■ Stated task ■
Look through the material below. Copy each line that contains the string "illustration".
Start
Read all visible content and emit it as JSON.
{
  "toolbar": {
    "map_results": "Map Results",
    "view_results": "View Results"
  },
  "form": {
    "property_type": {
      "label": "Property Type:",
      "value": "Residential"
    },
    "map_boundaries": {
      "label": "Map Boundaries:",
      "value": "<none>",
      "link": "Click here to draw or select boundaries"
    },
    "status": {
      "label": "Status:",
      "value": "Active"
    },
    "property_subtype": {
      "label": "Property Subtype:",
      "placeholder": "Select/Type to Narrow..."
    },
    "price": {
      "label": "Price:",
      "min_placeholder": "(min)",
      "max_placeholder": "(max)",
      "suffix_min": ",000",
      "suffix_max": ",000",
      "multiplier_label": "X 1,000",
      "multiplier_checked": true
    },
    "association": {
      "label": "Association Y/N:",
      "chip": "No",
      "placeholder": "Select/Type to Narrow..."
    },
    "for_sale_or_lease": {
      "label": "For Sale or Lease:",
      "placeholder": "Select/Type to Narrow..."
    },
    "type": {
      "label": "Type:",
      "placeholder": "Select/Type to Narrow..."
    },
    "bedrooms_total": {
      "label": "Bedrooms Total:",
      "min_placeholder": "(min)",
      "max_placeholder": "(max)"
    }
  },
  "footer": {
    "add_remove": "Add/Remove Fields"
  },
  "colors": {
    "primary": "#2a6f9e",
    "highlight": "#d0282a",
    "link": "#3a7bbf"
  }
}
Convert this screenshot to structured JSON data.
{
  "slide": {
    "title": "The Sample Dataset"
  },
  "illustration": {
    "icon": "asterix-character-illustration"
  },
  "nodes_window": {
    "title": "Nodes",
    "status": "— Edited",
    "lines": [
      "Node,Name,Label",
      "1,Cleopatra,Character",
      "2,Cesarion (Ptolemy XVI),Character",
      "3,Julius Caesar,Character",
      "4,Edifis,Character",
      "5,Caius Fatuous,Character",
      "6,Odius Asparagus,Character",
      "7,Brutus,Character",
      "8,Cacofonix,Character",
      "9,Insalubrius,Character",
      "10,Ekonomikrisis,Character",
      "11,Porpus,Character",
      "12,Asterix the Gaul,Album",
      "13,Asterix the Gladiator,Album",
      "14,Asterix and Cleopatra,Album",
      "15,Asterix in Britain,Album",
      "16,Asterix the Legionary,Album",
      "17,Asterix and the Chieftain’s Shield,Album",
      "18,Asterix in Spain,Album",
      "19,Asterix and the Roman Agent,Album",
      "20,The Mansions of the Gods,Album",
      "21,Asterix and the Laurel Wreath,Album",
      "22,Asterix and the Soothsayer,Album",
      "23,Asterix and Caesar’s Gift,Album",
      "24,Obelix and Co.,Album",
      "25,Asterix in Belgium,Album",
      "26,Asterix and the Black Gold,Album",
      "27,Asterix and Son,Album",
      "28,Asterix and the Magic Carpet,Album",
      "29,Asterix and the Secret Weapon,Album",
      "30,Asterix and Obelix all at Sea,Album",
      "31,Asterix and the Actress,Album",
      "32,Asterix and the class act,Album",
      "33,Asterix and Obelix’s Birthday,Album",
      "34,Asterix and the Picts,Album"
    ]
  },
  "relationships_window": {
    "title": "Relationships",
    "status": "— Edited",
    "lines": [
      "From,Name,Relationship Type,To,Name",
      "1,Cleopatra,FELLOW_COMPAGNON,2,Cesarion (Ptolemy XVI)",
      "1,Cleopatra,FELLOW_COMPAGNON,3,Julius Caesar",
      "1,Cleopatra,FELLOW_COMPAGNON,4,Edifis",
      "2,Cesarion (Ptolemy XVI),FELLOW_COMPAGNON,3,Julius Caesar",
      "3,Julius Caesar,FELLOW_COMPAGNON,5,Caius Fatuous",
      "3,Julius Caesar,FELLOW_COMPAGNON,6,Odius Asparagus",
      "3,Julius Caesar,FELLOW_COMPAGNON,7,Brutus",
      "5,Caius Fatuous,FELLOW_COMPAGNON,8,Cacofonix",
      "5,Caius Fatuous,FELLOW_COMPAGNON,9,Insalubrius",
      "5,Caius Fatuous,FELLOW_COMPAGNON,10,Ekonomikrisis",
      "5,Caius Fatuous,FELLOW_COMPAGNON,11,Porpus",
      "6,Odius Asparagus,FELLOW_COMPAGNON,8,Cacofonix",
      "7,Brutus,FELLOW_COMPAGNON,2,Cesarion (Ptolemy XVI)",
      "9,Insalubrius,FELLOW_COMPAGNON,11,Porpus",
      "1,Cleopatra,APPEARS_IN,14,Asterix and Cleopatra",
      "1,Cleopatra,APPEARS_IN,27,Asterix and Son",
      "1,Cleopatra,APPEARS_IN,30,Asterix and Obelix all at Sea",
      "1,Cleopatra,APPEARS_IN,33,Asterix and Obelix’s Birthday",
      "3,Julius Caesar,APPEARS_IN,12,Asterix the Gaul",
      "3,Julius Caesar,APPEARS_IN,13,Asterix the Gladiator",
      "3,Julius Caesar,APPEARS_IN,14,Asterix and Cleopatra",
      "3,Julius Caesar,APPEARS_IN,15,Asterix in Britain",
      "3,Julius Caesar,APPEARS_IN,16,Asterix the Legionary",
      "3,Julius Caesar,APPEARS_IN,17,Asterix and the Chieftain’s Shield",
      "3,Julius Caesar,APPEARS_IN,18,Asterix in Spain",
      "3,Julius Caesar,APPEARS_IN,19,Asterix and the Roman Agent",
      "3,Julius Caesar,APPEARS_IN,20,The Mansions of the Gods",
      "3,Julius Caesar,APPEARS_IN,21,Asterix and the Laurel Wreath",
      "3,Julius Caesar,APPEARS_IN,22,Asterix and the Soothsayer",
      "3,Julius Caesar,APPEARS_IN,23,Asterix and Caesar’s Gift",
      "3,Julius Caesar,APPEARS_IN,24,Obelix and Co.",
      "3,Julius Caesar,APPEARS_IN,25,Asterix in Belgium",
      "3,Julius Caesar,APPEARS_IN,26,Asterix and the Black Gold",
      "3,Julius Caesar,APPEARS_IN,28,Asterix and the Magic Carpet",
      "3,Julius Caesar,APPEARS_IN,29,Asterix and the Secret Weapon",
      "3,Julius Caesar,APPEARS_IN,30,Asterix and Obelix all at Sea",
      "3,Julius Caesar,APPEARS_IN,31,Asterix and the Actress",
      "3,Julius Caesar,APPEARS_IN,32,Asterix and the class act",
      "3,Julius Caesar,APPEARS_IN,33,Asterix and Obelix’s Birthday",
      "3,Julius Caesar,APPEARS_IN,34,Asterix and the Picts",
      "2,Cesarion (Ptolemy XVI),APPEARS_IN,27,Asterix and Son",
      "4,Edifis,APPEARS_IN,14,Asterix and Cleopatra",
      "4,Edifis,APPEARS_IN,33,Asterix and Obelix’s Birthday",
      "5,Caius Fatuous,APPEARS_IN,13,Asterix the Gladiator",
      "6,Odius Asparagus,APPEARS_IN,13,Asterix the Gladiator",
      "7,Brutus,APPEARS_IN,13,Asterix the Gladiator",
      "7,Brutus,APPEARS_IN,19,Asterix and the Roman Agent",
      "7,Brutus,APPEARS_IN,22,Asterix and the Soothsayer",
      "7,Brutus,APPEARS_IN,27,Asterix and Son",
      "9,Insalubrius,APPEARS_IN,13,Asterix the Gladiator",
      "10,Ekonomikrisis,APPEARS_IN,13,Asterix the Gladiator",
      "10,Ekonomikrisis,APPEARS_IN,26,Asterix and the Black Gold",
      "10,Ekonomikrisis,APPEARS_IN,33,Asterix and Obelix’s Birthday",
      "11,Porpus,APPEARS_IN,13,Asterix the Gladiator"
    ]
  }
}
End
■ Solution to this problem ■
  "illustration": {
    "icon": "asterix-character-illustration"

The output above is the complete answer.